▶ **Aim of the task**
Where in the entries below does "varandra" appear? Copy every line that has it.

▶ **Exercise data**
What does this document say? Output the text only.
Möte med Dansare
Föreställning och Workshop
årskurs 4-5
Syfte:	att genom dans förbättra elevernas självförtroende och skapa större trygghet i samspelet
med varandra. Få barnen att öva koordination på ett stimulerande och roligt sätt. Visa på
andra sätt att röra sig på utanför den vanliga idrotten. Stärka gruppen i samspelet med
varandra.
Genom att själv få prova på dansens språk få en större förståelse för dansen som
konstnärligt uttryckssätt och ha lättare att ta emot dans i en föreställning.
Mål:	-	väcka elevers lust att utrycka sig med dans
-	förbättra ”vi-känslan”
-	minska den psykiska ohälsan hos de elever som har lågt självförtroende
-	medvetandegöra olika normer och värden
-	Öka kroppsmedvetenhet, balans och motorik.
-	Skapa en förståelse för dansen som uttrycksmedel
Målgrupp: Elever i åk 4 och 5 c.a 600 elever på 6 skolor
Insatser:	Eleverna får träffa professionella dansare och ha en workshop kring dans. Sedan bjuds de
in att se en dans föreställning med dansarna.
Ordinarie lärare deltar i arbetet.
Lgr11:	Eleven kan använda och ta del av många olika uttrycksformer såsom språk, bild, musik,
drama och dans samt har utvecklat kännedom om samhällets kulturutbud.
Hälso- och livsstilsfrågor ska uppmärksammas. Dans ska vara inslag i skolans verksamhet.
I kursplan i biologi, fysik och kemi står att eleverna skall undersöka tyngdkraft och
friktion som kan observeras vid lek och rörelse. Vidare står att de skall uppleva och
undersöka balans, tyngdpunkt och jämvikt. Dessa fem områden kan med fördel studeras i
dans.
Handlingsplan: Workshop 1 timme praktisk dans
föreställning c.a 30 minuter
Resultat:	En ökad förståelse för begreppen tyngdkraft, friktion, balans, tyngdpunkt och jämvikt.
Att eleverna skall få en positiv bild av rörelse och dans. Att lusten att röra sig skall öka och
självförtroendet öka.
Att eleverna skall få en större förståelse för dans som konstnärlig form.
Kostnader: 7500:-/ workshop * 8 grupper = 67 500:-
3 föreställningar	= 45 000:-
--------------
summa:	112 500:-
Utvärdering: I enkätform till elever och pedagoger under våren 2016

▶ **Solution for this exercise**
med varandra. Få barnen att öva koordination på ett stimulerande och roligt sätt. Visa på
varandra.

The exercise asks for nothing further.